* EXERCISE
Can you write out the passage on the stages of learning a language, word for word and in full?

* DOCUMENT
_ _ _ _ _ _ _
In the second stage the student can push along with the help of a translation and a dictionary; but this is not reading, it is only aided construing. It is disagreeable to a reader, though it may be endured by one who is indifferent to reading. This may be made clear by reference to other pursuits. A man who loves rowing, and who knows what rowing is, does not like to pull a slow and heavy boat, such as an ordinary Scottish Highlander pulls with perfect contentment. So a man who loves reading, and knows what reading is, does not like the heavy work of laborious translation. This explains the fact which is often so unintelligible to parents, that boys who are extremely fond of reading often dislike their classical studies. Grammar, prosody, philology, so far as they are the subjects of conscious attention (which they are with all pedagogues), are the rivals of literature, and so it happens that pedagogy is unfavorable to literary art. It is only when the sciences of dissection are forgotten that we can enjoy the arts of poetry and prose.

If, then, the first stage of language-learning requires rather a taste for solving puzzles than a taste for literature, so I should say that the second stage requires rather a turn for grammatical and philological considerations than an interest in the ideas or an appreciation of the style of great authors. The most favorable state of mind for progress in this stage is that of a philologist; and if a man has literary tastes in great strength, and philological tastes in a minor degree, he will do well, in this stage, to encourage the philologist in himself and keep his love of literature in abeyance.
_ _ _ _ _ _ _
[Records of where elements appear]

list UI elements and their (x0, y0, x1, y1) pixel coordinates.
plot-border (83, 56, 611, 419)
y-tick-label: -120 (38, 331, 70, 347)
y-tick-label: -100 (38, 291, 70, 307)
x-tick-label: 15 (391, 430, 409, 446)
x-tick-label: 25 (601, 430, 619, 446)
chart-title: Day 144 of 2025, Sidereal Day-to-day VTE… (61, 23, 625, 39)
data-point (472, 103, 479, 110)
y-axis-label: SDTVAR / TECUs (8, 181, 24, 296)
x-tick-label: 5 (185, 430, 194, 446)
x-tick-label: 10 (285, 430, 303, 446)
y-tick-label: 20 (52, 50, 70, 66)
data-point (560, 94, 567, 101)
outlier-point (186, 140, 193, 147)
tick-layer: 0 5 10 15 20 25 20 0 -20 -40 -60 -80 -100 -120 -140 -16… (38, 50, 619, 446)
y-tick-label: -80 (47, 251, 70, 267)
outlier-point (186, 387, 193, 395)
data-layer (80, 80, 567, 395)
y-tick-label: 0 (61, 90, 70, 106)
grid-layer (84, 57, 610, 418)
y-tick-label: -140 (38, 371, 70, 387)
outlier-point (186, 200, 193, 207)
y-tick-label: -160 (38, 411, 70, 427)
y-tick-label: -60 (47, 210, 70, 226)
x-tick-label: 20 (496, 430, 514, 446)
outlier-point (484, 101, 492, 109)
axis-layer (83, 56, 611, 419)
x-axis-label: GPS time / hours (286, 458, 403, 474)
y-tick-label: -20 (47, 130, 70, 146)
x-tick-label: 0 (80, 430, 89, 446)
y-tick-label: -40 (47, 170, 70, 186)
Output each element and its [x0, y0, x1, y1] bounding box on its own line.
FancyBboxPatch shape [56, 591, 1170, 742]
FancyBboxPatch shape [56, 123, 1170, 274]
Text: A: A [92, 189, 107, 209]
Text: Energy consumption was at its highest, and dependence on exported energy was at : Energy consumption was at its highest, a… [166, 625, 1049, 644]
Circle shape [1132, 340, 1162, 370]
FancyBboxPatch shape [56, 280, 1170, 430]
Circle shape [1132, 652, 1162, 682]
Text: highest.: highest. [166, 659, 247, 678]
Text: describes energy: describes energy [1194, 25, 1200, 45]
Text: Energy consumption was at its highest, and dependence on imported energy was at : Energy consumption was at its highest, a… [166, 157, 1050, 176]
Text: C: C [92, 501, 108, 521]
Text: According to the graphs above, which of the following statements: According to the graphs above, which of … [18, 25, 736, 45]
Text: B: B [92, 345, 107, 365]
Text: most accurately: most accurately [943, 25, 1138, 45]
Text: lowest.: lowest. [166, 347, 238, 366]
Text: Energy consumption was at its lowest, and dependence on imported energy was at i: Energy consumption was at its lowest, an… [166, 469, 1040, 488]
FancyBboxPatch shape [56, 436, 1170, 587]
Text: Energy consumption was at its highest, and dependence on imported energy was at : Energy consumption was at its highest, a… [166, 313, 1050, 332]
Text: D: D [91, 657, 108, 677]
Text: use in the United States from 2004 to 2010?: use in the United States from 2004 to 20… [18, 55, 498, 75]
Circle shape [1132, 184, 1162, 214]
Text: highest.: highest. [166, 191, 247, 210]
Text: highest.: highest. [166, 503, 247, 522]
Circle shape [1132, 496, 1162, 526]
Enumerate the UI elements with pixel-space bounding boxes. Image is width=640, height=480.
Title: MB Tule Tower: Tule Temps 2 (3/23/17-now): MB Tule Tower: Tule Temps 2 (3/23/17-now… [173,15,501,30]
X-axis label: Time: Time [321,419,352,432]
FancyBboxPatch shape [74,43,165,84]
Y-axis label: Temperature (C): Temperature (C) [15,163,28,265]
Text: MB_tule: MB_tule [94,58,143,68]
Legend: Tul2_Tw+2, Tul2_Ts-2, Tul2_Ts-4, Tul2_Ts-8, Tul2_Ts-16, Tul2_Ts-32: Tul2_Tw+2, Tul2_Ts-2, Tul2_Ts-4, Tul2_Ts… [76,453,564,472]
_ _ _ _ _ _ _
* TASK SOLUTION
In the second stage the student can push along with the help of a translation and a dictionary; but this is not reading, it is only aided construing. It is disagreeable to a reader, though it may be endured by one who is indifferent to reading. This may be made clear by reference to other pursuits. A man who loves rowing, and who knows what rowing is, does not like to pull a slow and heavy boat, such as an ordinary Scottish Highlander pulls with perfect contentment. So a man who loves reading, and knows what reading is, does not like the heavy work of laborious translation. This explains the fact which is often so unintelligible to parents, that boys who are extremely fond of reading often dislike their classical studies. Grammar, prosody, philology, so far as they are the subjects of conscious attention (which they are with all pedagogues), are the rivals of literature, and so it happens that pedagogy is unfavorable to literary art. It is only when the sciences of dissection are forgotten that we can enjoy the arts of poetry and prose.

If, then, the first stage of language-learning requires rather a taste for solving puzzles than a taste for literature, so I should say that the second stage requires rather a turn for grammatical and philological considerations than an interest in the ideas or an appreciation of the style of great authors. The most favorable state of mind for progress in this stage is that of a philologist; and if a man has literary tastes in great strength, and philological tastes in a minor degree, he will do well, in this stage, to encourage the philologist in himself and keep his love of literature in abeyance.